■ **Exercise details**
Set down all of the entries word for word, omitting the images they contain.

>> Start Extracted data

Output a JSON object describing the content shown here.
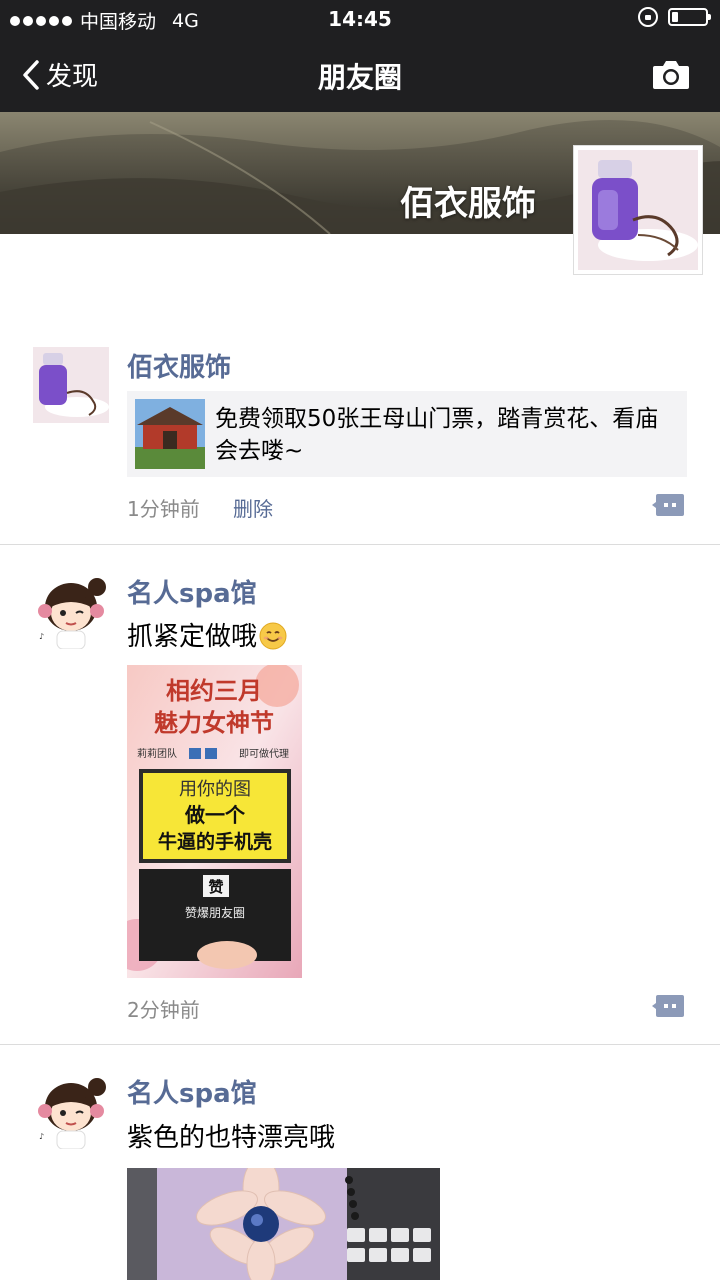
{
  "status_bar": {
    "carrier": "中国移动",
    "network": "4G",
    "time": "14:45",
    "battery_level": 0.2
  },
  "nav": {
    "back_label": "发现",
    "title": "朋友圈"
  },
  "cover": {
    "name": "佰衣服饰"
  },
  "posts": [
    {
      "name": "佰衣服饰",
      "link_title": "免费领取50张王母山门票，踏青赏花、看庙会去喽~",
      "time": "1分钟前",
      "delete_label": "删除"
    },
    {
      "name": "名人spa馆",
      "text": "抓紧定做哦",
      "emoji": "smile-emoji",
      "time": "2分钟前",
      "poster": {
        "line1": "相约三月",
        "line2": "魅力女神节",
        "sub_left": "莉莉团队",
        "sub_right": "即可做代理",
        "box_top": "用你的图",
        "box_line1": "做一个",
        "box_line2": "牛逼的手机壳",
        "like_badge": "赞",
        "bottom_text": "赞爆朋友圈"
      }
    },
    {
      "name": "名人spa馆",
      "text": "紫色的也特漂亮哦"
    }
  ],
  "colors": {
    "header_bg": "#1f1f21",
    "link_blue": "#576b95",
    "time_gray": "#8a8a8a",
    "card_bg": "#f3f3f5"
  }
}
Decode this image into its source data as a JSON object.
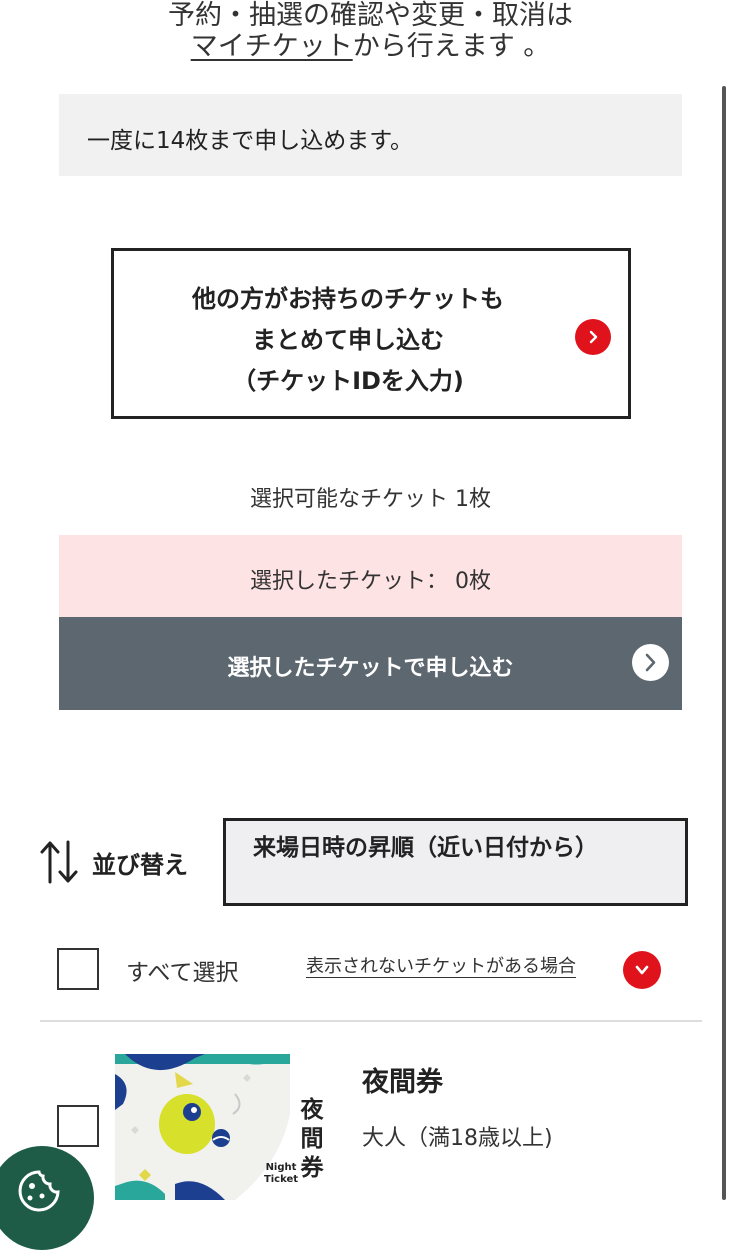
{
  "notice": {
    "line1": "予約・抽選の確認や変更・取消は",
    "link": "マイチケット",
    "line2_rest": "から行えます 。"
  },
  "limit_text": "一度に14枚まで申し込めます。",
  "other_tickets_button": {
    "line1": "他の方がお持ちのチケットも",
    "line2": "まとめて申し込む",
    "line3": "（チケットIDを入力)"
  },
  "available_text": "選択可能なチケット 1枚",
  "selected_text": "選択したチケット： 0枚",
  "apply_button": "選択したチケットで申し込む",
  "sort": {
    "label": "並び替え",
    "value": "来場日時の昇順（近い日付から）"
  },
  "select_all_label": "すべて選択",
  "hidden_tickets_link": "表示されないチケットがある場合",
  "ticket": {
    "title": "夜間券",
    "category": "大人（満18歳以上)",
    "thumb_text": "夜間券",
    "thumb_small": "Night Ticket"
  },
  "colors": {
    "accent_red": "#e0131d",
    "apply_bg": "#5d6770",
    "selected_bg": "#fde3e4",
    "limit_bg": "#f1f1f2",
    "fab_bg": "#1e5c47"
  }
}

>> End Extracted data

■ **Response**
Output a JSON object describing the content shown here.
{
  "status_bar": {
    "carrier": "中国移动",
    "network": "4G",
    "time": "14:45",
    "battery_level": 0.2
  },
  "nav": {
    "back_label": "发现",
    "title": "朋友圈"
  },
  "cover": {
    "name": "佰衣服饰"
  },
  "posts": [
    {
      "name": "佰衣服饰",
      "link_title": "免费领取50张王母山门票，踏青赏花、看庙会去喽~",
      "time": "1分钟前",
      "delete_label": "删除"
    },
    {
      "name": "名人spa馆",
      "text": "抓紧定做哦",
      "emoji": "smile-emoji",
      "time": "2分钟前",
      "poster": {
        "line1": "相约三月",
        "line2": "魅力女神节",
        "sub_left": "莉莉团队",
        "sub_right": "即可做代理",
        "box_top": "用你的图",
        "box_line1": "做一个",
        "box_line2": "牛逼的手机壳",
        "like_badge": "赞",
        "bottom_text": "赞爆朋友圈"
      }
    },
    {
      "name": "名人spa馆",
      "text": "紫色的也特漂亮哦"
    }
  ],
  "colors": {
    "header_bg": "#1f1f21",
    "link_blue": "#576b95",
    "time_gray": "#8a8a8a",
    "card_bg": "#f3f3f5"
  }
}
Decode this image into its source data as a JSON object.
{
  "notice": {
    "line1": "予約・抽選の確認や変更・取消は",
    "link": "マイチケット",
    "line2_rest": "から行えます 。"
  },
  "limit_text": "一度に14枚まで申し込めます。",
  "other_tickets_button": {
    "line1": "他の方がお持ちのチケットも",
    "line2": "まとめて申し込む",
    "line3": "（チケットIDを入力)"
  },
  "available_text": "選択可能なチケット 1枚",
  "selected_text": "選択したチケット： 0枚",
  "apply_button": "選択したチケットで申し込む",
  "sort": {
    "label": "並び替え",
    "value": "来場日時の昇順（近い日付から）"
  },
  "select_all_label": "すべて選択",
  "hidden_tickets_link": "表示されないチケットがある場合",
  "ticket": {
    "title": "夜間券",
    "category": "大人（満18歳以上)",
    "thumb_text": "夜間券",
    "thumb_small": "Night Ticket"
  },
  "colors": {
    "accent_red": "#e0131d",
    "apply_bg": "#5d6770",
    "selected_bg": "#fde3e4",
    "limit_bg": "#f1f1f2",
    "fab_bg": "#1e5c47"
  }
}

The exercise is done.